• _YOUR TASK_
Pull every line of the entries that has the word "text".

• _PROVIDED RECORDS_
^^^^
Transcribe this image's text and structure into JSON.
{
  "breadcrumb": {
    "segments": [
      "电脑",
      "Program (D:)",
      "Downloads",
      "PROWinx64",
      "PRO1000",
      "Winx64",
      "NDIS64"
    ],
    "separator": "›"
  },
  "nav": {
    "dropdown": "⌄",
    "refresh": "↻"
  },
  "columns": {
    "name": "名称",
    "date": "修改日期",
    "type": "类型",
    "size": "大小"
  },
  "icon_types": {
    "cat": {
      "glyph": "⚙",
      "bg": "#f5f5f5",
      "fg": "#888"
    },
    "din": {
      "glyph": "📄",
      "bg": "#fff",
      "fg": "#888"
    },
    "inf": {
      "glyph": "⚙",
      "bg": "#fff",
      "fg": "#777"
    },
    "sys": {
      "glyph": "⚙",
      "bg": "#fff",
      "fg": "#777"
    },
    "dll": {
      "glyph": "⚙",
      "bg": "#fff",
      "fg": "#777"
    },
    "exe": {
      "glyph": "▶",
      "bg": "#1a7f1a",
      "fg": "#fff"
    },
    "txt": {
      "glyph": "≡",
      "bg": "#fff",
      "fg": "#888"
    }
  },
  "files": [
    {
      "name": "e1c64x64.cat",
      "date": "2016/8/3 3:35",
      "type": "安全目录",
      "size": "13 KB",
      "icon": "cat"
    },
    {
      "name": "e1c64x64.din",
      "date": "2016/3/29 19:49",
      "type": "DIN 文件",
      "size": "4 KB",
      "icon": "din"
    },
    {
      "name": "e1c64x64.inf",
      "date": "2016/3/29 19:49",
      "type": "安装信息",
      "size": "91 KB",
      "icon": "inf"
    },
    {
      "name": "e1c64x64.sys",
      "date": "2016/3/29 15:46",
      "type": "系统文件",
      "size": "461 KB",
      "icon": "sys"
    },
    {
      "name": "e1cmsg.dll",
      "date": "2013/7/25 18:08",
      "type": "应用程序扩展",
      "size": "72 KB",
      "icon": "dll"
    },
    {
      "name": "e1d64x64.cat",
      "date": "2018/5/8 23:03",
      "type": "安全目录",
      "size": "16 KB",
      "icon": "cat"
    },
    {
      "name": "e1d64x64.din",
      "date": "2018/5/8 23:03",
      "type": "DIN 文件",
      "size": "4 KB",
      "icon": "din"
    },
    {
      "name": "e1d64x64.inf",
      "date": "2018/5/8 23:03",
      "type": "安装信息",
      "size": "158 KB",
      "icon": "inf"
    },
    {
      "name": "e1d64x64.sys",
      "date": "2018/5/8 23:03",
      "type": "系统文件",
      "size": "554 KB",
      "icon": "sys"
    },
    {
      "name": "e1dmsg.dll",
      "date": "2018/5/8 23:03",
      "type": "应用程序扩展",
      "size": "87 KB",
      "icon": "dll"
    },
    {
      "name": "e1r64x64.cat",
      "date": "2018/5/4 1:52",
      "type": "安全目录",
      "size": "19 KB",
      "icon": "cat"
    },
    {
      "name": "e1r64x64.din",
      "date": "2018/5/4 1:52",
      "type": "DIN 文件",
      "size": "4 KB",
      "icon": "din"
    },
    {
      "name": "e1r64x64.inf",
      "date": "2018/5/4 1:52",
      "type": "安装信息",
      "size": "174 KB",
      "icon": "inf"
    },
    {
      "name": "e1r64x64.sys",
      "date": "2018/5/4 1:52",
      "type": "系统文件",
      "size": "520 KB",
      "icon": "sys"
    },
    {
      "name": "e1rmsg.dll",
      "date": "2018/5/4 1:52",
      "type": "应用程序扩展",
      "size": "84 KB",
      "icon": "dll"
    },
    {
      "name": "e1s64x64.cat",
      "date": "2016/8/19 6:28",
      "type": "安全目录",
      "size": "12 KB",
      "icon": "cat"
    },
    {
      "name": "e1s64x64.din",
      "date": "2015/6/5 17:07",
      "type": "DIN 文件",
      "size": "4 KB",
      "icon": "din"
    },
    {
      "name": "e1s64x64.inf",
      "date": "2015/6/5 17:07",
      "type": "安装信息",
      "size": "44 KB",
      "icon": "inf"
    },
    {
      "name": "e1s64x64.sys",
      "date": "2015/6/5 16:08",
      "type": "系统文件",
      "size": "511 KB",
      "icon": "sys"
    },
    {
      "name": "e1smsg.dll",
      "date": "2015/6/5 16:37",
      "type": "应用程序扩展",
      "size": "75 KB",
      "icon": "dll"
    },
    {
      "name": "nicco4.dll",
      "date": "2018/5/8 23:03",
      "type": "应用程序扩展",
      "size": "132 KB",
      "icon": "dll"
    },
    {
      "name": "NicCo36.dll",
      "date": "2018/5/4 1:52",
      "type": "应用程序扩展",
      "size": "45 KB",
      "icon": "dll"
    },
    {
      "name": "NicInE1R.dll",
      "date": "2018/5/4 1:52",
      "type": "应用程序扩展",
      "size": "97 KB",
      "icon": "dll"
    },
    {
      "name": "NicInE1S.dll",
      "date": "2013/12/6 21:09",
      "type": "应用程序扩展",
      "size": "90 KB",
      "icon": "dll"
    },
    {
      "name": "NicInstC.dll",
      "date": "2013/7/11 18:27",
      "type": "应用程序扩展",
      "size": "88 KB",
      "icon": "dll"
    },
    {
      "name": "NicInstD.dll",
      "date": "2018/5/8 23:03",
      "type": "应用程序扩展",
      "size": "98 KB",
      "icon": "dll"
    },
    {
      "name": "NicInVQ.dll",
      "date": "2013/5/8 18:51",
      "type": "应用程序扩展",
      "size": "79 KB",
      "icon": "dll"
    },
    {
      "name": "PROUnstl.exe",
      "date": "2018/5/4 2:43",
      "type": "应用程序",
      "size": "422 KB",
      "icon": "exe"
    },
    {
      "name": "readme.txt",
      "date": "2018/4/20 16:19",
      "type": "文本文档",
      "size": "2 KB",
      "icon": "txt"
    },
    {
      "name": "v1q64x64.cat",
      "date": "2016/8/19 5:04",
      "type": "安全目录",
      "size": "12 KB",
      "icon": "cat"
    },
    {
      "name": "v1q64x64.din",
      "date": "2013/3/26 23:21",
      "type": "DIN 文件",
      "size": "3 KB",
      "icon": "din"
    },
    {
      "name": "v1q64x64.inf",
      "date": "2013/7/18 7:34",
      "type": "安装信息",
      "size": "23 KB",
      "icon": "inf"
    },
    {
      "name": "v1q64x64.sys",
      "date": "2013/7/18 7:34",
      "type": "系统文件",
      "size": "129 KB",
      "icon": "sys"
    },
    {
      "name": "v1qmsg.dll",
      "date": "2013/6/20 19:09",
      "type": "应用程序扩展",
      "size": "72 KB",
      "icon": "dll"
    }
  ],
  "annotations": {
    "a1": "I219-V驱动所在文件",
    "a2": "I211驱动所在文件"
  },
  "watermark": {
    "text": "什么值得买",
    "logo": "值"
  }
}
^^^^
• _EXERCISE OUTPUT_
Transcribe this image's text and structure into JSON.
    "text": "什么值得买",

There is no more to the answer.